_GIVEN INSTRUCTION_
Copy out each line featuring the string "отображение" from the entries beneath.

_RECORDS PROVIDED_
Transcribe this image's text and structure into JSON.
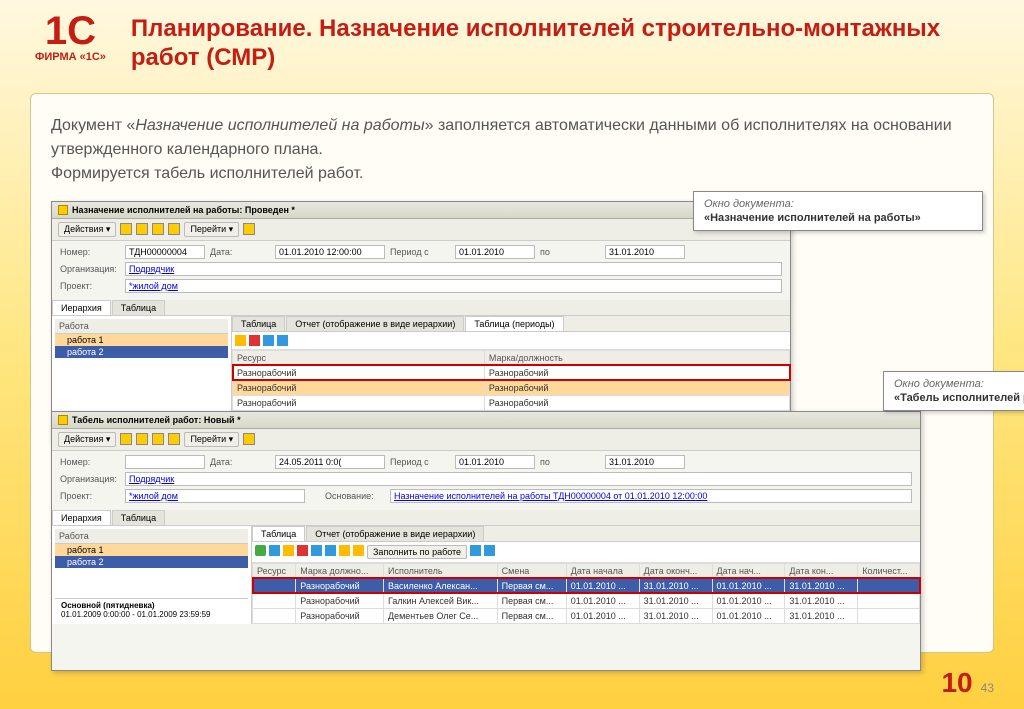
{
  "logo_label": "ФИРМА «1С»",
  "slide_title": "Планирование. Назначение исполнителей строительно-монтажных работ (СМР)",
  "desc_1a": "Документ «",
  "desc_1b": "Назначение исполнителей на работы",
  "desc_1c": "» заполняется автоматически данными об исполнителях на основании утвержденного календарного плана.",
  "desc_2": "Формируется табель исполнителей работ.",
  "callout1": {
    "title": "Окно документа:",
    "body": "«Назначение исполнителей на работы»"
  },
  "callout2": {
    "title": "Окно документа:",
    "body": "«Табель исполнителей работ»"
  },
  "win1": {
    "title": "Назначение исполнителей на работы: Проведен *",
    "actions_label": "Действия ▾",
    "goto_label": "Перейти ▾",
    "labels": {
      "number": "Номер:",
      "date": "Дата:",
      "period_from": "Период с",
      "to": "по",
      "org": "Организация:",
      "project": "Проект:"
    },
    "values": {
      "number": "ТДН00000004",
      "date": "01.01.2010 12:00:00",
      "from": "01.01.2010",
      "to": "31.01.2010",
      "org": "Подрядчик",
      "project": "*жилой дом"
    },
    "left_tabs": [
      "Иерархия",
      "Таблица"
    ],
    "left_head": "Работа",
    "tree": [
      "работа 1",
      "работа 2"
    ],
    "right_tabs": [
      "Таблица",
      "Отчет (отображение в виде иерархии)",
      "Таблица (периоды)"
    ],
    "grid_cols": [
      "Ресурс",
      "Марка/должность"
    ],
    "grid_rows": [
      [
        "Разнорабочий",
        "Разнорабочий"
      ],
      [
        "Разнорабочий",
        "Разнорабочий"
      ],
      [
        "Разнорабочий",
        "Разнорабочий"
      ]
    ]
  },
  "win2": {
    "title": "Табель исполнителей работ: Новый *",
    "actions_label": "Действия ▾",
    "goto_label": "Перейти ▾",
    "labels": {
      "number": "Номер:",
      "date": "Дата:",
      "period_from": "Период с",
      "to": "по",
      "org": "Организация:",
      "project": "Проект:",
      "basis": "Основание:"
    },
    "values": {
      "number": "",
      "date": "24.05.2011  0:0(",
      "from": "01.01.2010",
      "to": "31.01.2010",
      "org": "Подрядчик",
      "project": "*жилой дом",
      "basis": "Назначение исполнителей на работы ТДН00000004 от 01.01.2010 12:00:00"
    },
    "left_tabs": [
      "Иерархия",
      "Таблица"
    ],
    "left_head": "Работа",
    "tree": [
      "работа 1",
      "работа 2"
    ],
    "right_tabs": [
      "Таблица",
      "Отчет (отображение в виде иерархии)"
    ],
    "fill_label": "Заполнить по работе",
    "grid_cols": [
      "Ресурс",
      "Марка должно...",
      "Исполнитель",
      "Смена",
      "Дата начала",
      "Дата оконч...",
      "Дата нач...",
      "Дата кон...",
      "Количест..."
    ],
    "grid_rows": [
      [
        "Разнорабочий",
        "Василенко Алексан...",
        "Первая см...",
        "01.01.2010 ...",
        "31.01.2010 ...",
        "01.01.2010 ...",
        "31.01.2010 ...",
        ""
      ],
      [
        "Разнорабочий",
        "Галкин Алексей Вик...",
        "Первая см...",
        "01.01.2010 ...",
        "31.01.2010 ...",
        "01.01.2010 ...",
        "31.01.2010 ...",
        ""
      ],
      [
        "Разнорабочий",
        "Дементьев Олег Се...",
        "Первая см...",
        "01.01.2010 ...",
        "31.01.2010 ...",
        "01.01.2010 ...",
        "31.01.2010 ...",
        ""
      ]
    ],
    "footer_main": "Основной (пятидневка)",
    "footer_dates": "01.01.2009 0:00:00 - 01.01.2009 23:59:59"
  },
  "page_big": "10",
  "page_sm": "43"
}
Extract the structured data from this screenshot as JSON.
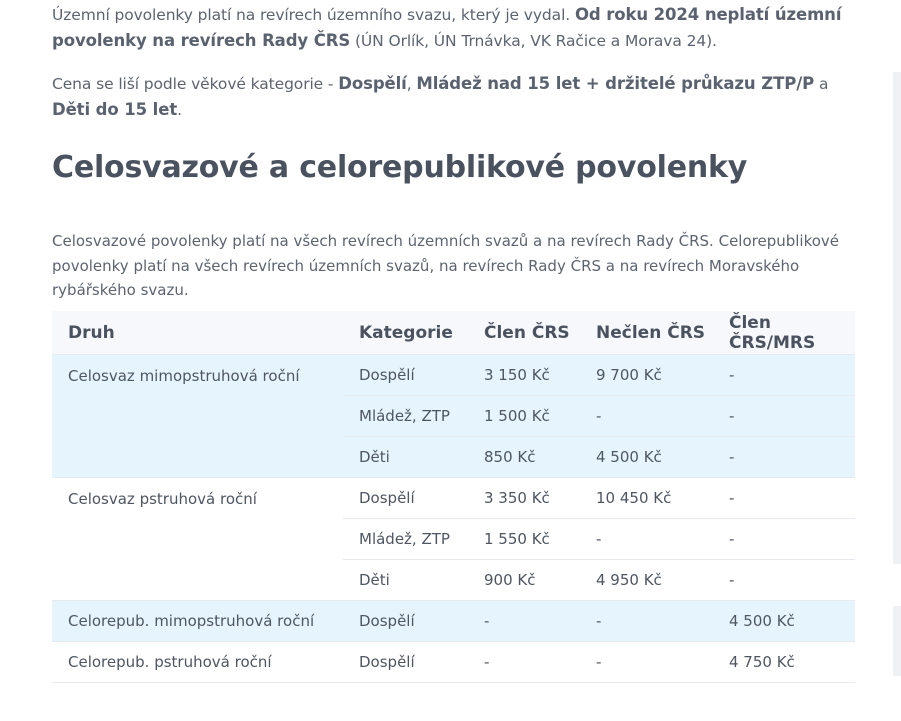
{
  "intro": {
    "p1_text": "Územní povolenky platí na revírech územního svazu, který je vydal. ",
    "p1_bold": "Od roku 2024 neplatí územní povolenky na revírech Rady ČRS",
    "p1_tail": " (ÚN Orlík, ÚN Trnávka, VK Račice a Morava 24).",
    "p2_text": "Cena se liší podle věkové kategorie - ",
    "p2_bold1": "Dospělí",
    "p2_sep1": ", ",
    "p2_bold2": "Mládež nad 15 let + držitelé průkazu ZTP/P",
    "p2_sep2": " a ",
    "p2_bold3": "Děti do 15 let",
    "p2_end": "."
  },
  "section": {
    "heading": "Celosvazové a celorepublikové povolenky",
    "description": "Celosvazové povolenky platí na všech revírech územních svazů a na revírech Rady ČRS. Celorepublikové povolenky platí na všech revírech územních svazů, na revírech Rady ČRS a na revírech Moravského rybářského svazu."
  },
  "table": {
    "headers": [
      "Druh",
      "Kategorie",
      "Člen ČRS",
      "Nečlen ČRS",
      "Člen ČRS/MRS"
    ],
    "groups": [
      {
        "druh": "Celosvaz mimopstruhová roční",
        "rows": [
          [
            "Dospělí",
            "3 150 Kč",
            "9 700 Kč",
            "-"
          ],
          [
            "Mládež, ZTP",
            "1 500 Kč",
            "-",
            "-"
          ],
          [
            "Děti",
            "850 Kč",
            "4 500 Kč",
            "-"
          ]
        ]
      },
      {
        "druh": "Celosvaz pstruhová roční",
        "rows": [
          [
            "Dospělí",
            "3 350 Kč",
            "10 450 Kč",
            "-"
          ],
          [
            "Mládež, ZTP",
            "1 550 Kč",
            "-",
            "-"
          ],
          [
            "Děti",
            "900 Kč",
            "4 950 Kč",
            "-"
          ]
        ]
      },
      {
        "druh": "Celorepub. mimopstruhová roční",
        "rows": [
          [
            "Dospělí",
            "-",
            "-",
            "4 500 Kč"
          ]
        ]
      },
      {
        "druh": "Celorepub. pstruhová roční",
        "rows": [
          [
            "Dospělí",
            "-",
            "-",
            "4 750 Kč"
          ]
        ]
      }
    ]
  },
  "colors": {
    "highlight_row": "#e6f5fd",
    "header_bg": "#f7f8fb",
    "text": "#5c6470"
  }
}
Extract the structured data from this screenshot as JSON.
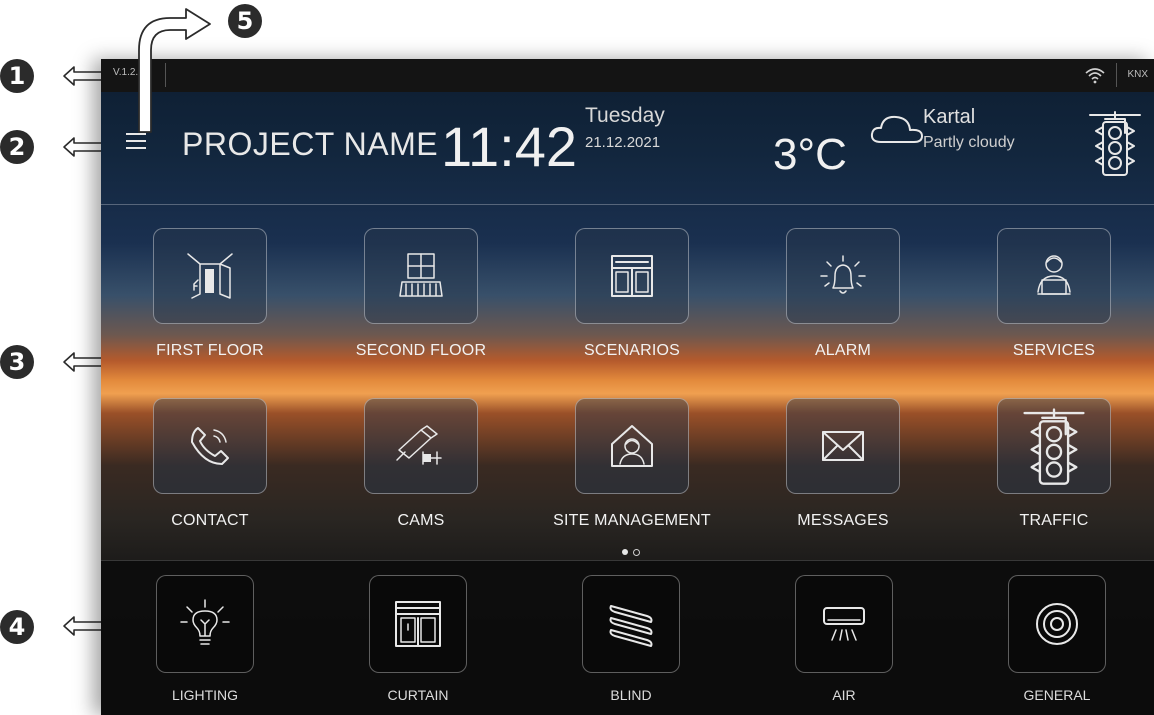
{
  "markers": [
    "1",
    "2",
    "3",
    "4",
    "5"
  ],
  "statusbar": {
    "version": "V.1.2.3",
    "bus": "KNX",
    "wifi_icon": "wifi-icon"
  },
  "header": {
    "menu_icon": "hamburger-menu-icon",
    "project_name": "PROJECT NAME",
    "time": "11:42",
    "day": "Tuesday",
    "date": "21.12.2021",
    "temperature": "3°C",
    "weather_icon": "cloud-icon",
    "location": "Kartal",
    "condition": "Partly cloudy",
    "traffic_icon": "traffic-light-icon"
  },
  "grid": {
    "tiles": [
      {
        "label": "FIRST FLOOR",
        "icon": "door-room-icon"
      },
      {
        "label": "SECOND FLOOR",
        "icon": "window-balcony-icon"
      },
      {
        "label": "SCENARIOS",
        "icon": "layout-icon"
      },
      {
        "label": "ALARM",
        "icon": "bell-icon"
      },
      {
        "label": "SERVICES",
        "icon": "person-laptop-icon"
      },
      {
        "label": "CONTACT",
        "icon": "phone-icon"
      },
      {
        "label": "CAMS",
        "icon": "security-camera-icon"
      },
      {
        "label": "SITE MANAGEMENT",
        "icon": "house-person-icon"
      },
      {
        "label": "MESSAGES",
        "icon": "envelope-icon"
      },
      {
        "label": "TRAFFIC",
        "icon": "traffic-light-icon"
      }
    ],
    "page_indicator": {
      "pages": 2,
      "current": 1
    }
  },
  "bottom_bar": {
    "items": [
      {
        "label": "LIGHTING",
        "icon": "lightbulb-icon"
      },
      {
        "label": "CURTAIN",
        "icon": "curtain-icon"
      },
      {
        "label": "BLIND",
        "icon": "blind-icon"
      },
      {
        "label": "AIR",
        "icon": "air-conditioner-icon"
      },
      {
        "label": "GENERAL",
        "icon": "general-target-icon"
      }
    ]
  },
  "colors": {
    "page_background": "#ffffff",
    "status_bar": "#141414",
    "bottom_bar": "#0c0c0c",
    "text": "#f2f2f2",
    "marker": "#2b2b2b"
  }
}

_FINAL RESULT_
      "Отчет (отображение в виде иерархии)",
      "Отчет (отображение в виде иерархии)"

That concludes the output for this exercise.